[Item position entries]
* BEGIN *

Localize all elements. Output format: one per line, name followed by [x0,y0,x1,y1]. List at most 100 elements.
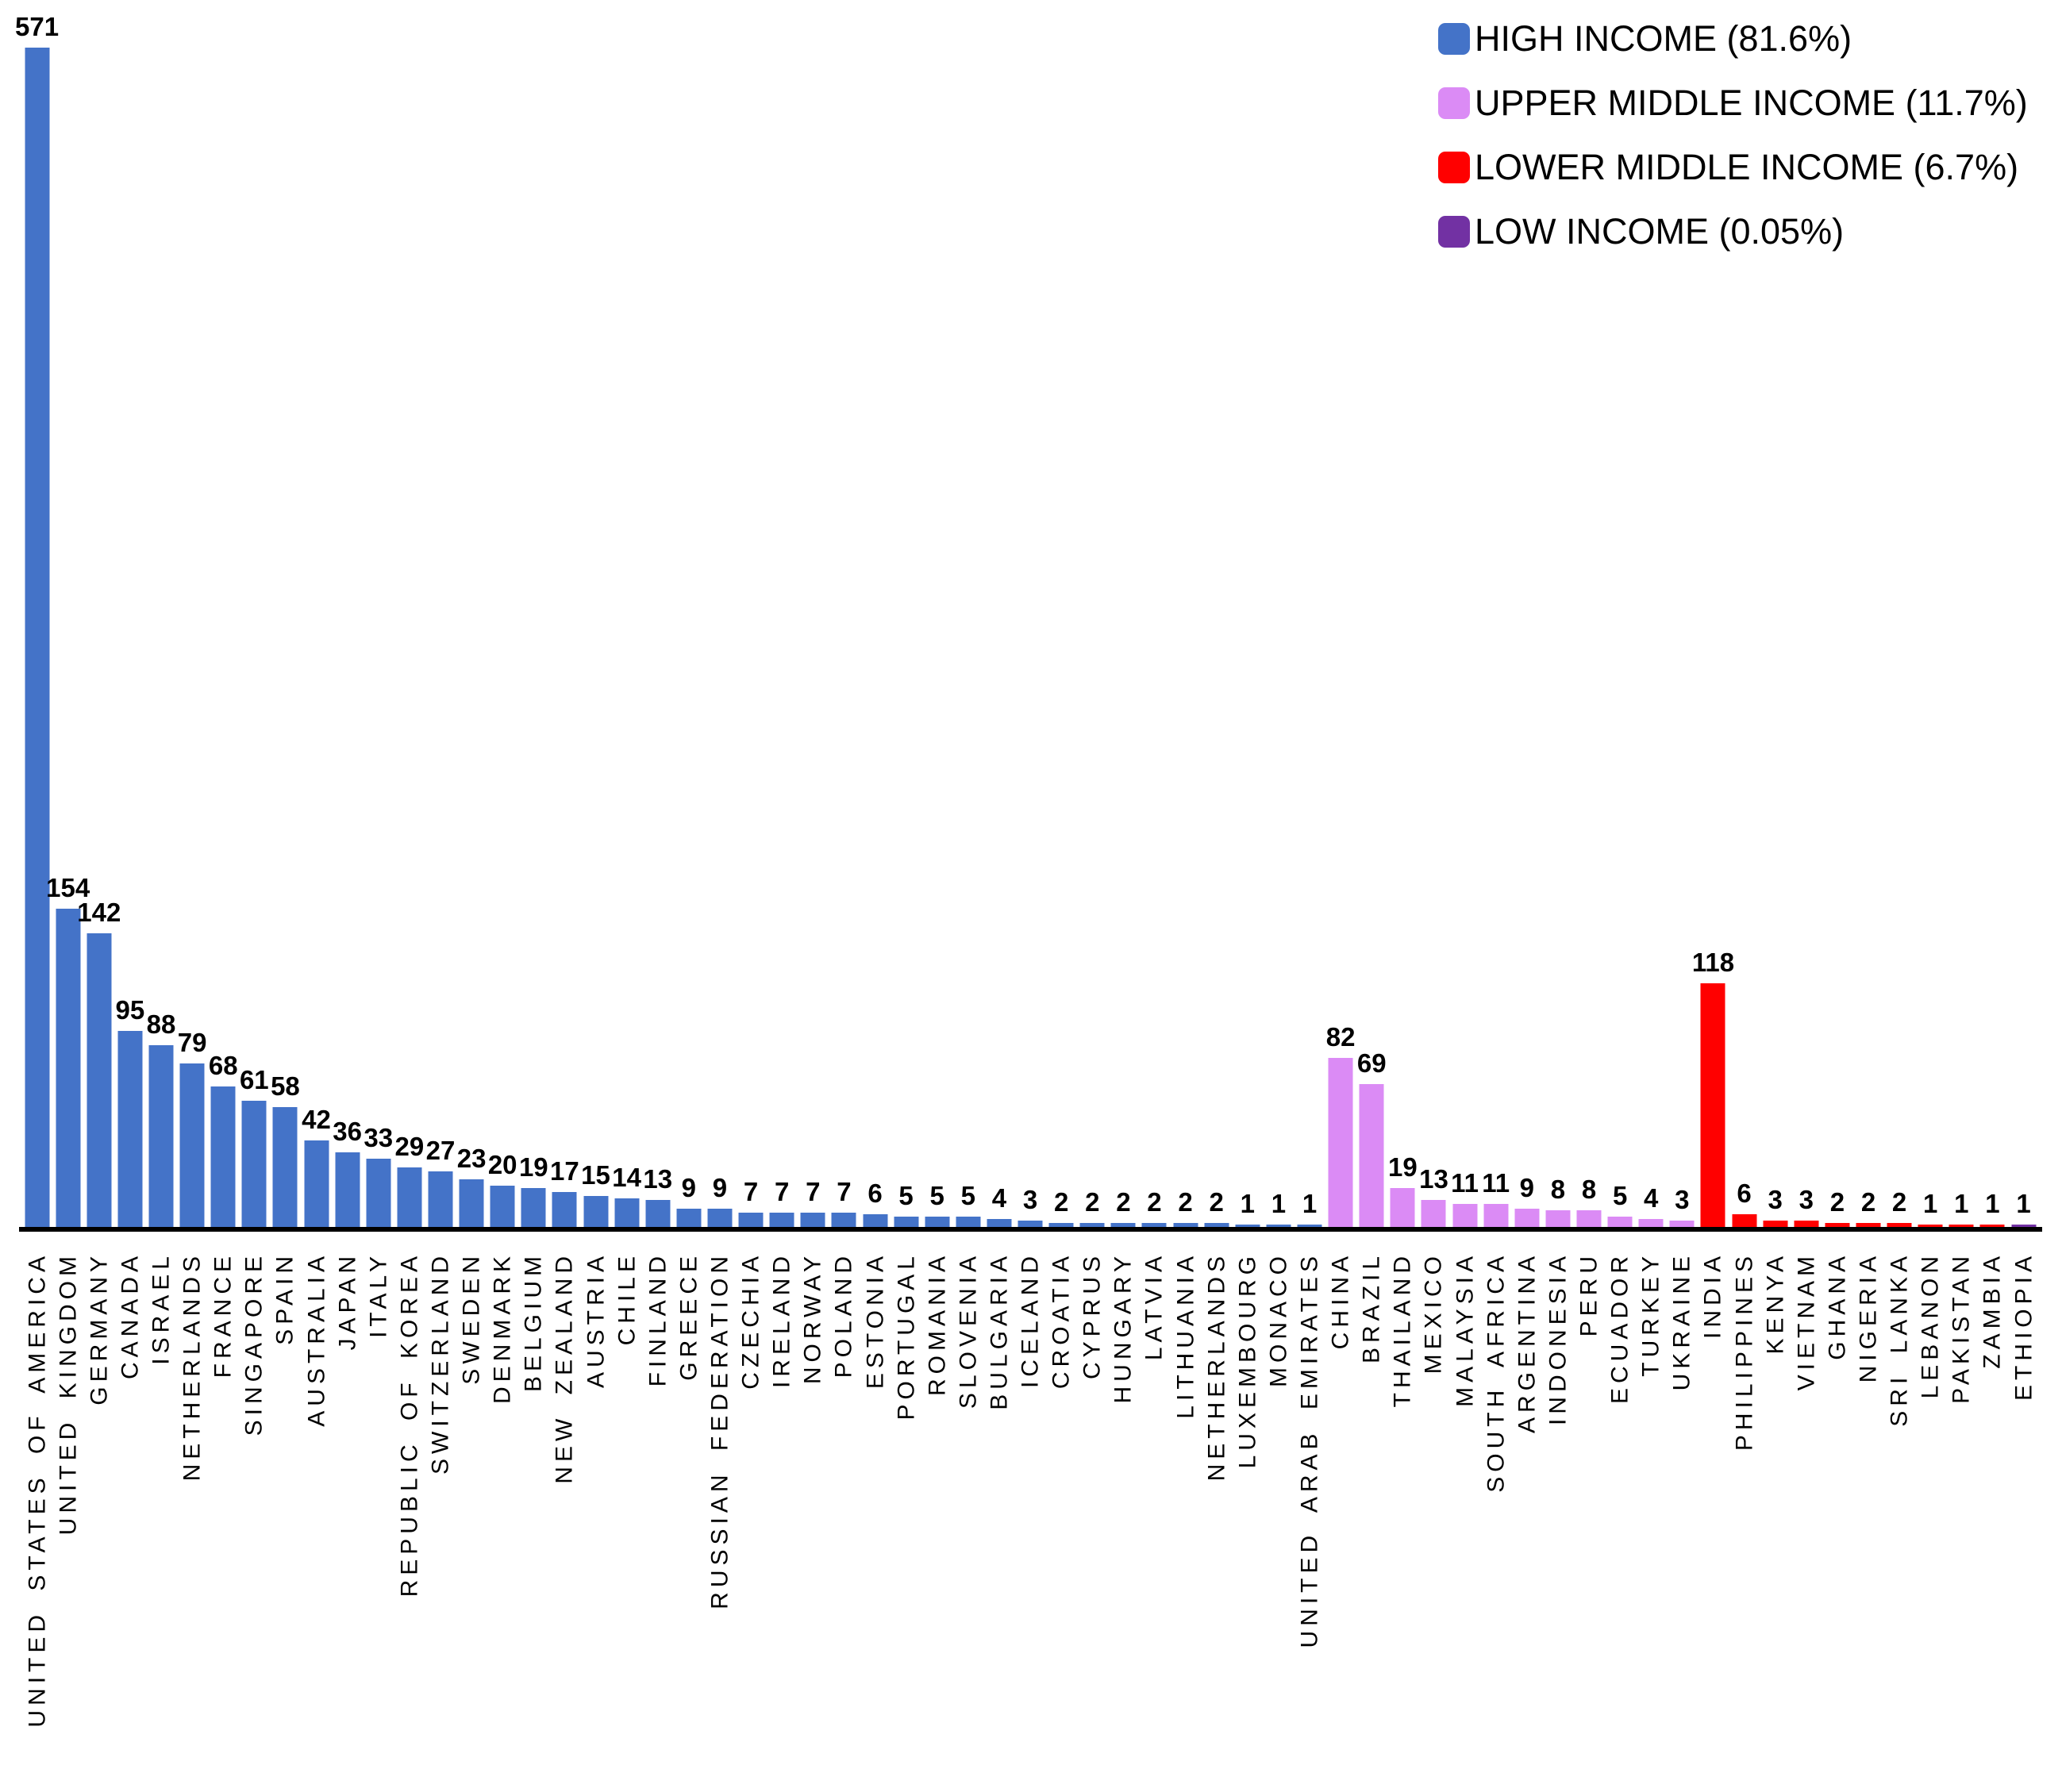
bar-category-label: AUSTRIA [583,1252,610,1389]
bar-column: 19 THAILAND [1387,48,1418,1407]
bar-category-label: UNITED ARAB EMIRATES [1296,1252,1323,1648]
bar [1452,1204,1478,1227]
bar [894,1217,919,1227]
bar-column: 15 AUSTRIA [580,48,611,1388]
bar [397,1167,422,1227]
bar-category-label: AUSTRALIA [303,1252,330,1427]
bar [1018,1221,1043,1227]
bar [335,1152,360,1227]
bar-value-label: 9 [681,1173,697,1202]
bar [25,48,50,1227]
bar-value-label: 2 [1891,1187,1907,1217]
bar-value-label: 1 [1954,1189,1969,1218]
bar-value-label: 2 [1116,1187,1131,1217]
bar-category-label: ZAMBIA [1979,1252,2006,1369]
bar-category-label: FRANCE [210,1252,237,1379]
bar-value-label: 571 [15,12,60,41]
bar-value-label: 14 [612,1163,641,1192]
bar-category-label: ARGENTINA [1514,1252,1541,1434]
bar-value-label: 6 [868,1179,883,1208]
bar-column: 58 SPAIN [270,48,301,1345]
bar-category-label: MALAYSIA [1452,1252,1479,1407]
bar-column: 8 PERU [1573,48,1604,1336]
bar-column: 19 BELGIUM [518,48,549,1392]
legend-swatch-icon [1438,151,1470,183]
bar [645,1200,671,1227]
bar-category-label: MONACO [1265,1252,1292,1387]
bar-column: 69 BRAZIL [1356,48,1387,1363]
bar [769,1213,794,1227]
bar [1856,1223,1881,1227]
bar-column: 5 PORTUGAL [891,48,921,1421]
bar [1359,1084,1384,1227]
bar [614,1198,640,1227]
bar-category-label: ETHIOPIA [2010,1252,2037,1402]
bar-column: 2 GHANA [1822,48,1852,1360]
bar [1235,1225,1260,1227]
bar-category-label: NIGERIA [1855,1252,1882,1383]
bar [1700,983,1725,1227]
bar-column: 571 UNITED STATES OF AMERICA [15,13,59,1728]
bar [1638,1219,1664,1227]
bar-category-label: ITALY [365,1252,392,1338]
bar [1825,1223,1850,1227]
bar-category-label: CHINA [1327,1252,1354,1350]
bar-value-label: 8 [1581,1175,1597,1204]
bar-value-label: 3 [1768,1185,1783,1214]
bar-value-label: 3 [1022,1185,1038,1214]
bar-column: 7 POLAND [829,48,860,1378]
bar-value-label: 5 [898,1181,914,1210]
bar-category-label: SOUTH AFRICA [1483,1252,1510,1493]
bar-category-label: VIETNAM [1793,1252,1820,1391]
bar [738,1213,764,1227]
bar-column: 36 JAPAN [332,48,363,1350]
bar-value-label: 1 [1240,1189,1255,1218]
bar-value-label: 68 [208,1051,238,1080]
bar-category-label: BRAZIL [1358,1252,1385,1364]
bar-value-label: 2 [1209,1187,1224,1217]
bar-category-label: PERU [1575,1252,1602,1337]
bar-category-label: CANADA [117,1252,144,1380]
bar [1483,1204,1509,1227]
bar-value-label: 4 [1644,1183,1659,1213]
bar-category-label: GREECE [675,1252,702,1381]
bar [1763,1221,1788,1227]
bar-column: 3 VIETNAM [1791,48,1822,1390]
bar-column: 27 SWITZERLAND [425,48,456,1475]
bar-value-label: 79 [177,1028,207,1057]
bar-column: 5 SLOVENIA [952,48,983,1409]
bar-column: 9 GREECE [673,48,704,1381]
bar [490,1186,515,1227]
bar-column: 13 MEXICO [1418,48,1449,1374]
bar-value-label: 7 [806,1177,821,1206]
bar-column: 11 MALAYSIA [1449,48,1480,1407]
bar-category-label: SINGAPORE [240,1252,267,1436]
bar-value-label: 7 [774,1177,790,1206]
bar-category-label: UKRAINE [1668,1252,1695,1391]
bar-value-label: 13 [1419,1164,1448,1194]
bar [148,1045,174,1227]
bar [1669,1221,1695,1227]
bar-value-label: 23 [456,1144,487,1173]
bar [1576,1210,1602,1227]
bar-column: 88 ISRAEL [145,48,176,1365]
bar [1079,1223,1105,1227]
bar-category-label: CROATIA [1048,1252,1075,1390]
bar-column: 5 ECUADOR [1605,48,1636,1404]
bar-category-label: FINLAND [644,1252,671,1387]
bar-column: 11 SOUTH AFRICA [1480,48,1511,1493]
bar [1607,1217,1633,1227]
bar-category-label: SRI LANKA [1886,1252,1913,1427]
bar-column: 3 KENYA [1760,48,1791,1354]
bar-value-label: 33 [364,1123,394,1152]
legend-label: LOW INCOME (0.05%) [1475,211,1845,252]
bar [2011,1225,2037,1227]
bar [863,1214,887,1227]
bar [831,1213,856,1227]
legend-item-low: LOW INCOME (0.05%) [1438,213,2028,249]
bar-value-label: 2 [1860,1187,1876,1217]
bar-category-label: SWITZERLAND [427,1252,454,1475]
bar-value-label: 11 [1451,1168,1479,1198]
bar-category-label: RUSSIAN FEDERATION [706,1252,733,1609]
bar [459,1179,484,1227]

* END *

STATED GOAL:
Rewrite the items from the line with "bar-category-label: AUSTRIA [583,1252,610,1389]" up to and including the line with "bar-column: 19 BELGIUM [518,48,549,1392]", substituting "value-label" for every "bar-value-label" and changing nothing else.

FULL OUTPUT:
bar-category-label: AUSTRIA [583,1252,610,1389]
bar-column: 19 THAILAND [1387,48,1418,1407]
bar-category-label: UNITED ARAB EMIRATES [1296,1252,1323,1648]
bar [1452,1204,1478,1227]
bar [894,1217,919,1227]
bar-column: 15 AUSTRIA [580,48,611,1388]
bar [397,1167,422,1227]
bar-category-label: AUSTRALIA [303,1252,330,1427]
bar [1018,1221,1043,1227]
bar [335,1152,360,1227]
value-label: 9 [681,1173,697,1202]
bar [25,48,50,1227]
value-label: 2 [1891,1187,1907,1217]
value-label: 1 [1954,1189,1969,1218]
value-label: 2 [1116,1187,1131,1217]
bar-category-label: ZAMBIA [1979,1252,2006,1369]
bar-category-label: FRANCE [210,1252,237,1379]
value-label: 571 [15,12,60,41]
value-label: 14 [612,1163,641,1192]
bar-category-label: ARGENTINA [1514,1252,1541,1434]
value-label: 6 [868,1179,883,1208]
bar-column: 58 SPAIN [270,48,301,1345]
bar-category-label: MALAYSIA [1452,1252,1479,1407]
bar-column: 8 PERU [1573,48,1604,1336]
bar-column: 19 BELGIUM [518,48,549,1392]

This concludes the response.